_GIVEN TASK_
How many lines in the entries below contain "advertising"? Answer with the number only.

_STORED DATA_
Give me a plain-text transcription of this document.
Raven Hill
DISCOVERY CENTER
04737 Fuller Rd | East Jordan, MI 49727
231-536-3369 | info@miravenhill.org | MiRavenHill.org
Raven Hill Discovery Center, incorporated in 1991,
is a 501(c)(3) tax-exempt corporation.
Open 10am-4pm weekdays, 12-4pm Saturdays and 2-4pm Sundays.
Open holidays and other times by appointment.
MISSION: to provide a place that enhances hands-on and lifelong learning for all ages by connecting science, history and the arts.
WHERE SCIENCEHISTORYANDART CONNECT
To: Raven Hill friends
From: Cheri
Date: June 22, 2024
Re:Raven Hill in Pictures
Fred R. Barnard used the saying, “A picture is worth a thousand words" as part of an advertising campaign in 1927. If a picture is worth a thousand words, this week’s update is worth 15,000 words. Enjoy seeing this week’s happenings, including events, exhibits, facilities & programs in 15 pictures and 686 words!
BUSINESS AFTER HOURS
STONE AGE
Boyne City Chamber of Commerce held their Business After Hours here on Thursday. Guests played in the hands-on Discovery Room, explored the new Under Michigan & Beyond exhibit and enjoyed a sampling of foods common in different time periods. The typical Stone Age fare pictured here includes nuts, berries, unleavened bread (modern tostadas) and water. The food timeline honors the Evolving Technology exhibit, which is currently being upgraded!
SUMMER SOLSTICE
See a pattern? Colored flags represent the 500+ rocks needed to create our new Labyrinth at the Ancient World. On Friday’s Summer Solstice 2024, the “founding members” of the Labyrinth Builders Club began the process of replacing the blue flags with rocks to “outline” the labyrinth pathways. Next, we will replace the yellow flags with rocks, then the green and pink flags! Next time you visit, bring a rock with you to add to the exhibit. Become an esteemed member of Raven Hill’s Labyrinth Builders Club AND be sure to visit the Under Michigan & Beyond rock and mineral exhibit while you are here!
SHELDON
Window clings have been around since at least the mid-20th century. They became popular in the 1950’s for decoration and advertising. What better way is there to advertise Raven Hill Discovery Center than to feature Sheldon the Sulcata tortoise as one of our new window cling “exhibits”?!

_SOLUTION TO THE EXERCISE_
2